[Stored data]
=-=-=
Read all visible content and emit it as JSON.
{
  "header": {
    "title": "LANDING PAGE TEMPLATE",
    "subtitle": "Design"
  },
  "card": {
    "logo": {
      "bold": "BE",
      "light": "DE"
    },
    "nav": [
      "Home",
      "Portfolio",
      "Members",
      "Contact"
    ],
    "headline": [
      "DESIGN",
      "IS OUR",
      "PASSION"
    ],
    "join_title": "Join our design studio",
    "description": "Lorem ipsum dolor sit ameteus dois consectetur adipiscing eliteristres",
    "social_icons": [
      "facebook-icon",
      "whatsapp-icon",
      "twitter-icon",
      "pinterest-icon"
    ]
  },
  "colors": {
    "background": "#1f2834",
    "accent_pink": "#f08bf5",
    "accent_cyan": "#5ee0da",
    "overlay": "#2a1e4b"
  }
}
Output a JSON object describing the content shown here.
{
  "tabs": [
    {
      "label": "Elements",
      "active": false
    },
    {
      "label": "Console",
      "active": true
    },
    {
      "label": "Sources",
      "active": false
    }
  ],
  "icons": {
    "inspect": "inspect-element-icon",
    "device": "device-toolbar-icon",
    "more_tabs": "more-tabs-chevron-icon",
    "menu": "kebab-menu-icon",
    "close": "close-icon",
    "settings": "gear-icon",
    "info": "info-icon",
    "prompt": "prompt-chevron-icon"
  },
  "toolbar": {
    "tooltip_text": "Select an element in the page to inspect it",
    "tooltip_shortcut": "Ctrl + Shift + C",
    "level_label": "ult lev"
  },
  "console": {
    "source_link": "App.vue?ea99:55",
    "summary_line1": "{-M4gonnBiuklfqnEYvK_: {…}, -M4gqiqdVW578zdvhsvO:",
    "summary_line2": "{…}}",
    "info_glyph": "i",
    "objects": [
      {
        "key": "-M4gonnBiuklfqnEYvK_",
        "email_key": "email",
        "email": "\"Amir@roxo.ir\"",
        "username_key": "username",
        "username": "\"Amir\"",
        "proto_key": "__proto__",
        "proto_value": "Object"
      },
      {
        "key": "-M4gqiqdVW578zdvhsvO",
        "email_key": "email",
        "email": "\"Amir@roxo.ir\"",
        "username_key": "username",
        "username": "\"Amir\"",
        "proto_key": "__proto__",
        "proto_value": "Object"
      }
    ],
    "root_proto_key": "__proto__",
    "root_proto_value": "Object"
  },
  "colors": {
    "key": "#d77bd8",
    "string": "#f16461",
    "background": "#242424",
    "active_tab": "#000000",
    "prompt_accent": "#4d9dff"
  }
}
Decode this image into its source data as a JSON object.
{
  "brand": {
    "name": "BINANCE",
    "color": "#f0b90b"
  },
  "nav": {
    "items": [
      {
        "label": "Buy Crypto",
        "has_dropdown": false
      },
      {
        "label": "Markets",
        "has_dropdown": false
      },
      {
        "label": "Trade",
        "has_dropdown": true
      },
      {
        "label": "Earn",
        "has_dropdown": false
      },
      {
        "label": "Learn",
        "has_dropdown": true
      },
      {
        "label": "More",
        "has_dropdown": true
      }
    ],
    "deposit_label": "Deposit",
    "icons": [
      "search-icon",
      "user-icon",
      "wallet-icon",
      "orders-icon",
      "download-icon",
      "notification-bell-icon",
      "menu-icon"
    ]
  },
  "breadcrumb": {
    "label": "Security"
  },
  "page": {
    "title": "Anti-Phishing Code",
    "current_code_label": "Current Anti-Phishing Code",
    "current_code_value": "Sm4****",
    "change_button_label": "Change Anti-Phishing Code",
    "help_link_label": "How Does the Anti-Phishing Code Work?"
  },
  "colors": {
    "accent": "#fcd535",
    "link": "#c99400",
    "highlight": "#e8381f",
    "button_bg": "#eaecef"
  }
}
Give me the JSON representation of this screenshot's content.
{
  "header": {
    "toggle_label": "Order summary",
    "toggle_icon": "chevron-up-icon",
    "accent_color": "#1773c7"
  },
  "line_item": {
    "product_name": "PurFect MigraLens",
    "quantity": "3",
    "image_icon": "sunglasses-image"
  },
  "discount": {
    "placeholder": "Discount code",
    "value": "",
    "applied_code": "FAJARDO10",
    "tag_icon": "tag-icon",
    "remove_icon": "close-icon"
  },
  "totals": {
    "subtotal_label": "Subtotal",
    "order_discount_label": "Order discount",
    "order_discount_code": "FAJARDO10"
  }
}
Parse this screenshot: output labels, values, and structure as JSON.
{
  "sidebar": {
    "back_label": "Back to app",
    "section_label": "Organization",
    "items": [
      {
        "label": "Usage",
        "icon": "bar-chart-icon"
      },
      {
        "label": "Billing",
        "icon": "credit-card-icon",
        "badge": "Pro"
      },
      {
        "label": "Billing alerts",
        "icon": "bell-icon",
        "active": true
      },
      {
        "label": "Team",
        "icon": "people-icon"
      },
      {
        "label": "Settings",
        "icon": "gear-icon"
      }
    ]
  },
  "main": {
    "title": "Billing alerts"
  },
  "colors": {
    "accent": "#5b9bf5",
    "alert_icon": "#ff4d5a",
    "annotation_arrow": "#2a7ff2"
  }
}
=-=-=
What this task involves :: Reproduce all data above, unchanged.

Solution to this problem ::
Read all visible content and emit it as JSON.
{
  "header": {
    "title": "LANDING PAGE TEMPLATE",
    "subtitle": "Design"
  },
  "card": {
    "logo": {
      "bold": "BE",
      "light": "DE"
    },
    "nav": [
      "Home",
      "Portfolio",
      "Members",
      "Contact"
    ],
    "headline": [
      "DESIGN",
      "IS OUR",
      "PASSION"
    ],
    "join_title": "Join our design studio",
    "description": "Lorem ipsum dolor sit ameteus dois consectetur adipiscing eliteristres",
    "social_icons": [
      "facebook-icon",
      "whatsapp-icon",
      "twitter-icon",
      "pinterest-icon"
    ]
  },
  "colors": {
    "background": "#1f2834",
    "accent_pink": "#f08bf5",
    "accent_cyan": "#5ee0da",
    "overlay": "#2a1e4b"
  }
}
Output a JSON object describing the content shown here.
{
  "tabs": [
    {
      "label": "Elements",
      "active": false
    },
    {
      "label": "Console",
      "active": true
    },
    {
      "label": "Sources",
      "active": false
    }
  ],
  "icons": {
    "inspect": "inspect-element-icon",
    "device": "device-toolbar-icon",
    "more_tabs": "more-tabs-chevron-icon",
    "menu": "kebab-menu-icon",
    "close": "close-icon",
    "settings": "gear-icon",
    "info": "info-icon",
    "prompt": "prompt-chevron-icon"
  },
  "toolbar": {
    "tooltip_text": "Select an element in the page to inspect it",
    "tooltip_shortcut": "Ctrl + Shift + C",
    "level_label": "ult lev"
  },
  "console": {
    "source_link": "App.vue?ea99:55",
    "summary_line1": "{-M4gonnBiuklfqnEYvK_: {…}, -M4gqiqdVW578zdvhsvO:",
    "summary_line2": "{…}}",
    "info_glyph": "i",
    "objects": [
      {
        "key": "-M4gonnBiuklfqnEYvK_",
        "email_key": "email",
        "email": "\"Amir@roxo.ir\"",
        "username_key": "username",
        "username": "\"Amir\"",
        "proto_key": "__proto__",
        "proto_value": "Object"
      },
      {
        "key": "-M4gqiqdVW578zdvhsvO",
        "email_key": "email",
        "email": "\"Amir@roxo.ir\"",
        "username_key": "username",
        "username": "\"Amir\"",
        "proto_key": "__proto__",
        "proto_value": "Object"
      }
    ],
    "root_proto_key": "__proto__",
    "root_proto_value": "Object"
  },
  "colors": {
    "key": "#d77bd8",
    "string": "#f16461",
    "background": "#242424",
    "active_tab": "#000000",
    "prompt_accent": "#4d9dff"
  }
}
Decode this image into its source data as a JSON object.
{
  "brand": {
    "name": "BINANCE",
    "color": "#f0b90b"
  },
  "nav": {
    "items": [
      {
        "label": "Buy Crypto",
        "has_dropdown": false
      },
      {
        "label": "Markets",
        "has_dropdown": false
      },
      {
        "label": "Trade",
        "has_dropdown": true
      },
      {
        "label": "Earn",
        "has_dropdown": false
      },
      {
        "label": "Learn",
        "has_dropdown": true
      },
      {
        "label": "More",
        "has_dropdown": true
      }
    ],
    "deposit_label": "Deposit",
    "icons": [
      "search-icon",
      "user-icon",
      "wallet-icon",
      "orders-icon",
      "download-icon",
      "notification-bell-icon",
      "menu-icon"
    ]
  },
  "breadcrumb": {
    "label": "Security"
  },
  "page": {
    "title": "Anti-Phishing Code",
    "current_code_label": "Current Anti-Phishing Code",
    "current_code_value": "Sm4****",
    "change_button_label": "Change Anti-Phishing Code",
    "help_link_label": "How Does the Anti-Phishing Code Work?"
  },
  "colors": {
    "accent": "#fcd535",
    "link": "#c99400",
    "highlight": "#e8381f",
    "button_bg": "#eaecef"
  }
}
Give me the JSON representation of this screenshot's content.
{
  "header": {
    "toggle_label": "Order summary",
    "toggle_icon": "chevron-up-icon",
    "accent_color": "#1773c7"
  },
  "line_item": {
    "product_name": "PurFect MigraLens",
    "quantity": "3",
    "image_icon": "sunglasses-image"
  },
  "discount": {
    "placeholder": "Discount code",
    "value": "",
    "applied_code": "FAJARDO10",
    "tag_icon": "tag-icon",
    "remove_icon": "close-icon"
  },
  "totals": {
    "subtotal_label": "Subtotal",
    "order_discount_label": "Order discount",
    "order_discount_code": "FAJARDO10"
  }
}
Parse this screenshot: output labels, values, and structure as JSON.
{
  "sidebar": {
    "back_label": "Back to app",
    "section_label": "Organization",
    "items": [
      {
        "label": "Usage",
        "icon": "bar-chart-icon"
      },
      {
        "label": "Billing",
        "icon": "credit-card-icon",
        "badge": "Pro"
      },
      {
        "label": "Billing alerts",
        "icon": "bell-icon",
        "active": true
      },
      {
        "label": "Team",
        "icon": "people-icon"
      },
      {
        "label": "Settings",
        "icon": "gear-icon"
      }
    ]
  },
  "main": {
    "title": "Billing alerts"
  },
  "colors": {
    "accent": "#5b9bf5",
    "alert_icon": "#ff4d5a",
    "annotation_arrow": "#2a7ff2"
  }
}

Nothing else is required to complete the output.